Directions for this task >> Produce the listing below again, exactly as shown.

:: The input

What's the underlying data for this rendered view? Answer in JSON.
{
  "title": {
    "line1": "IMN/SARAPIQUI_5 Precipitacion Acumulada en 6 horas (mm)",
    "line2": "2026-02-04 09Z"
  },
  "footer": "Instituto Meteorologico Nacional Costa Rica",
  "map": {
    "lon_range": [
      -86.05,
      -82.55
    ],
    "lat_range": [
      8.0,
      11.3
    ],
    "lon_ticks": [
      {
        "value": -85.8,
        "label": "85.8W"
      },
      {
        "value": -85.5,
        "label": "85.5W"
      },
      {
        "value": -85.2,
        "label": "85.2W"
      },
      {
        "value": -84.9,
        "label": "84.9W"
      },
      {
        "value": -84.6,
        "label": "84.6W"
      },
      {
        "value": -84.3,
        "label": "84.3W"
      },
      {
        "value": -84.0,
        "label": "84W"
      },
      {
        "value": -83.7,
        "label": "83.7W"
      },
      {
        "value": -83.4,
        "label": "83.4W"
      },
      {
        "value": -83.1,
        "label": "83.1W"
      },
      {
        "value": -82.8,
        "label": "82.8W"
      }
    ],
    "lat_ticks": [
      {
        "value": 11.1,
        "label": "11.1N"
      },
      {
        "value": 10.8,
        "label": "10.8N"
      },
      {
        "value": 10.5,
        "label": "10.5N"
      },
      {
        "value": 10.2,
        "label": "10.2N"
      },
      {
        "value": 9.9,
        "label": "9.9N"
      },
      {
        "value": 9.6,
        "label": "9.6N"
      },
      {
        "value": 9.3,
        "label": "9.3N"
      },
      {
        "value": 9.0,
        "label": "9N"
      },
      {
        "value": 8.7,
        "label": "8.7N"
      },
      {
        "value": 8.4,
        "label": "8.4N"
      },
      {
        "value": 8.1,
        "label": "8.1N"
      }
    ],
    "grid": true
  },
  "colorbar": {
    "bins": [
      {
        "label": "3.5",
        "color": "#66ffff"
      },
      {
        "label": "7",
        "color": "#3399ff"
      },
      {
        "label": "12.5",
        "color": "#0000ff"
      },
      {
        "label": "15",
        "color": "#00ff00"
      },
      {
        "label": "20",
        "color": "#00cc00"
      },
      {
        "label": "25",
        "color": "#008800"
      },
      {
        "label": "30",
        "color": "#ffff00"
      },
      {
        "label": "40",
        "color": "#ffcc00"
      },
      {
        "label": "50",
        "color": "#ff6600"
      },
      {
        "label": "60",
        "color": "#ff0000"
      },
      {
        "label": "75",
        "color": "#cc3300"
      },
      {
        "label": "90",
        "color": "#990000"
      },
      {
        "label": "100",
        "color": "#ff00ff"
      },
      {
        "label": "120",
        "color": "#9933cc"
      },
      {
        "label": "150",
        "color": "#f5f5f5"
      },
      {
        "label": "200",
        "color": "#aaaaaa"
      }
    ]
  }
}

::::

Task result >>
What's the underlying data for this rendered view? Answer in JSON.
{
  "title": {
    "line1": "IMN/SARAPIQUI_5 Precipitacion Acumulada en 6 horas (mm)",
    "line2": "2026-02-04 09Z"
  },
  "footer": "Instituto Meteorologico Nacional Costa Rica",
  "map": {
    "lon_range": [
      -86.05,
      -82.55
    ],
    "lat_range": [
      8.0,
      11.3
    ],
    "lon_ticks": [
      {
        "value": -85.8,
        "label": "85.8W"
      },
      {
        "value": -85.5,
        "label": "85.5W"
      },
      {
        "value": -85.2,
        "label": "85.2W"
      },
      {
        "value": -84.9,
        "label": "84.9W"
      },
      {
        "value": -84.6,
        "label": "84.6W"
      },
      {
        "value": -84.3,
        "label": "84.3W"
      },
      {
        "value": -84.0,
        "label": "84W"
      },
      {
        "value": -83.7,
        "label": "83.7W"
      },
      {
        "value": -83.4,
        "label": "83.4W"
      },
      {
        "value": -83.1,
        "label": "83.1W"
      },
      {
        "value": -82.8,
        "label": "82.8W"
      }
    ],
    "lat_ticks": [
      {
        "value": 11.1,
        "label": "11.1N"
      },
      {
        "value": 10.8,
        "label": "10.8N"
      },
      {
        "value": 10.5,
        "label": "10.5N"
      },
      {
        "value": 10.2,
        "label": "10.2N"
      },
      {
        "value": 9.9,
        "label": "9.9N"
      },
      {
        "value": 9.6,
        "label": "9.6N"
      },
      {
        "value": 9.3,
        "label": "9.3N"
      },
      {
        "value": 9.0,
        "label": "9N"
      },
      {
        "value": 8.7,
        "label": "8.7N"
      },
      {
        "value": 8.4,
        "label": "8.4N"
      },
      {
        "value": 8.1,
        "label": "8.1N"
      }
    ],
    "grid": true
  },
  "colorbar": {
    "bins": [
      {
        "label": "3.5",
        "color": "#66ffff"
      },
      {
        "label": "7",
        "color": "#3399ff"
      },
      {
        "label": "12.5",
        "color": "#0000ff"
      },
      {
        "label": "15",
        "color": "#00ff00"
      },
      {
        "label": "20",
        "color": "#00cc00"
      },
      {
        "label": "25",
        "color": "#008800"
      },
      {
        "label": "30",
        "color": "#ffff00"
      },
      {
        "label": "40",
        "color": "#ffcc00"
      },
      {
        "label": "50",
        "color": "#ff6600"
      },
      {
        "label": "60",
        "color": "#ff0000"
      },
      {
        "label": "75",
        "color": "#cc3300"
      },
      {
        "label": "90",
        "color": "#990000"
      },
      {
        "label": "100",
        "color": "#ff00ff"
      },
      {
        "label": "120",
        "color": "#9933cc"
      },
      {
        "label": "150",
        "color": "#f5f5f5"
      },
      {
        "label": "200",
        "color": "#aaaaaa"
      }
    ]
  }
}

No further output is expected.